Transcribe the full listing exactly, and drop every picture.

--- START OF Task data ---

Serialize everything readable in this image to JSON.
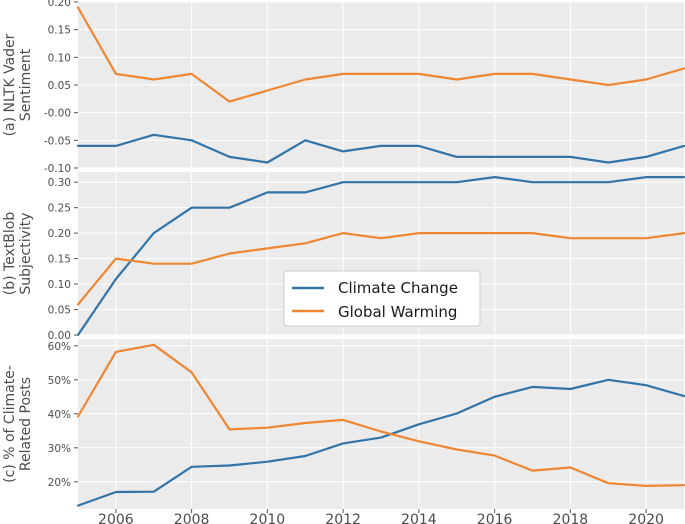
{
  "chart_data": {
    "type": "line",
    "x": [
      2005,
      2006,
      2007,
      2008,
      2009,
      2010,
      2011,
      2012,
      2013,
      2014,
      2015,
      2016,
      2017,
      2018,
      2019,
      2020,
      2021
    ],
    "xticks": [
      "2006",
      "2008",
      "2010",
      "2012",
      "2014",
      "2016",
      "2018",
      "2020"
    ],
    "xlim": [
      2005,
      2021
    ],
    "colors": {
      "Climate Change": "#3274a8",
      "Global Warming": "#ef8632"
    },
    "legend": {
      "entries": [
        "Climate Change",
        "Global Warming"
      ],
      "placement": "center (middle panel)"
    },
    "grid": true,
    "panels": [
      {
        "ylabel": [
          "(a) NLTK Vader",
          "Sentiment"
        ],
        "ylim": [
          -0.1,
          0.2
        ],
        "yticks": [
          -0.1,
          -0.05,
          0.0,
          0.05,
          0.1,
          0.15,
          0.2
        ],
        "ytick_labels": [
          "-0.10",
          "-0.05",
          "-0.00",
          "0.05",
          "0.10",
          "0.15",
          "0.20"
        ],
        "series": [
          {
            "name": "Climate Change",
            "values": [
              -0.06,
              -0.06,
              -0.04,
              -0.05,
              -0.08,
              -0.09,
              -0.05,
              -0.07,
              -0.06,
              -0.06,
              -0.08,
              -0.08,
              -0.08,
              -0.08,
              -0.09,
              -0.08,
              -0.06
            ]
          },
          {
            "name": "Global Warming",
            "values": [
              0.19,
              0.07,
              0.06,
              0.07,
              0.02,
              0.04,
              0.06,
              0.07,
              0.07,
              0.07,
              0.06,
              0.07,
              0.07,
              0.06,
              0.05,
              0.06,
              0.08
            ]
          }
        ]
      },
      {
        "ylabel": [
          "(b) TextBlob",
          "Subjectivity"
        ],
        "ylim": [
          0.0,
          0.32
        ],
        "yticks": [
          0.0,
          0.05,
          0.1,
          0.15,
          0.2,
          0.25,
          0.3
        ],
        "ytick_labels": [
          "0.00",
          "0.05",
          "0.10",
          "0.15",
          "0.20",
          "0.25",
          "0.30"
        ],
        "series": [
          {
            "name": "Climate Change",
            "values": [
              0.0,
              0.11,
              0.2,
              0.25,
              0.25,
              0.28,
              0.28,
              0.3,
              0.3,
              0.3,
              0.3,
              0.31,
              0.3,
              0.3,
              0.3,
              0.31,
              0.31
            ]
          },
          {
            "name": "Global Warming",
            "values": [
              0.06,
              0.15,
              0.14,
              0.14,
              0.16,
              0.17,
              0.18,
              0.2,
              0.19,
              0.2,
              0.2,
              0.2,
              0.2,
              0.19,
              0.19,
              0.19,
              0.2
            ]
          }
        ]
      },
      {
        "ylabel": [
          "(c) % of Climate-",
          "Related Posts"
        ],
        "ylim": [
          12,
          62
        ],
        "yticks": [
          20,
          30,
          40,
          50,
          60
        ],
        "ytick_labels": [
          "20%",
          "30%",
          "40%",
          "50%",
          "60%"
        ],
        "series": [
          {
            "name": "Climate Change",
            "values": [
              13,
              17,
              17.1,
              24.4,
              24.8,
              25.9,
              27.6,
              31.3,
              33,
              36.9,
              40.1,
              45,
              47.9,
              47.3,
              50,
              48.4,
              45.2
            ]
          },
          {
            "name": "Global Warming",
            "values": [
              39.2,
              58.2,
              60.3,
              52.2,
              35.4,
              35.9,
              37.3,
              38.2,
              34.8,
              31.9,
              29.5,
              27.7,
              23.3,
              24.2,
              19.6,
              18.8,
              19
            ]
          }
        ]
      }
    ]
  }
}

--- END OF Task data ---

## Solved problem
Serialize everything readable in this image to JSON.
{
  "chart_data": {
    "type": "line",
    "x": [
      2005,
      2006,
      2007,
      2008,
      2009,
      2010,
      2011,
      2012,
      2013,
      2014,
      2015,
      2016,
      2017,
      2018,
      2019,
      2020,
      2021
    ],
    "xticks": [
      "2006",
      "2008",
      "2010",
      "2012",
      "2014",
      "2016",
      "2018",
      "2020"
    ],
    "xlim": [
      2005,
      2021
    ],
    "colors": {
      "Climate Change": "#3274a8",
      "Global Warming": "#ef8632"
    },
    "legend": {
      "entries": [
        "Climate Change",
        "Global Warming"
      ],
      "placement": "center (middle panel)"
    },
    "grid": true,
    "panels": [
      {
        "ylabel": [
          "(a) NLTK Vader",
          "Sentiment"
        ],
        "ylim": [
          -0.1,
          0.2
        ],
        "yticks": [
          -0.1,
          -0.05,
          0.0,
          0.05,
          0.1,
          0.15,
          0.2
        ],
        "ytick_labels": [
          "-0.10",
          "-0.05",
          "-0.00",
          "0.05",
          "0.10",
          "0.15",
          "0.20"
        ],
        "series": [
          {
            "name": "Climate Change",
            "values": [
              -0.06,
              -0.06,
              -0.04,
              -0.05,
              -0.08,
              -0.09,
              -0.05,
              -0.07,
              -0.06,
              -0.06,
              -0.08,
              -0.08,
              -0.08,
              -0.08,
              -0.09,
              -0.08,
              -0.06
            ]
          },
          {
            "name": "Global Warming",
            "values": [
              0.19,
              0.07,
              0.06,
              0.07,
              0.02,
              0.04,
              0.06,
              0.07,
              0.07,
              0.07,
              0.06,
              0.07,
              0.07,
              0.06,
              0.05,
              0.06,
              0.08
            ]
          }
        ]
      },
      {
        "ylabel": [
          "(b) TextBlob",
          "Subjectivity"
        ],
        "ylim": [
          0.0,
          0.32
        ],
        "yticks": [
          0.0,
          0.05,
          0.1,
          0.15,
          0.2,
          0.25,
          0.3
        ],
        "ytick_labels": [
          "0.00",
          "0.05",
          "0.10",
          "0.15",
          "0.20",
          "0.25",
          "0.30"
        ],
        "series": [
          {
            "name": "Climate Change",
            "values": [
              0.0,
              0.11,
              0.2,
              0.25,
              0.25,
              0.28,
              0.28,
              0.3,
              0.3,
              0.3,
              0.3,
              0.31,
              0.3,
              0.3,
              0.3,
              0.31,
              0.31
            ]
          },
          {
            "name": "Global Warming",
            "values": [
              0.06,
              0.15,
              0.14,
              0.14,
              0.16,
              0.17,
              0.18,
              0.2,
              0.19,
              0.2,
              0.2,
              0.2,
              0.2,
              0.19,
              0.19,
              0.19,
              0.2
            ]
          }
        ]
      },
      {
        "ylabel": [
          "(c) % of Climate-",
          "Related Posts"
        ],
        "ylim": [
          12,
          62
        ],
        "yticks": [
          20,
          30,
          40,
          50,
          60
        ],
        "ytick_labels": [
          "20%",
          "30%",
          "40%",
          "50%",
          "60%"
        ],
        "series": [
          {
            "name": "Climate Change",
            "values": [
              13,
              17,
              17.1,
              24.4,
              24.8,
              25.9,
              27.6,
              31.3,
              33,
              36.9,
              40.1,
              45,
              47.9,
              47.3,
              50,
              48.4,
              45.2
            ]
          },
          {
            "name": "Global Warming",
            "values": [
              39.2,
              58.2,
              60.3,
              52.2,
              35.4,
              35.9,
              37.3,
              38.2,
              34.8,
              31.9,
              29.5,
              27.7,
              23.3,
              24.2,
              19.6,
              18.8,
              19
            ]
          }
        ]
      }
    ]
  }
}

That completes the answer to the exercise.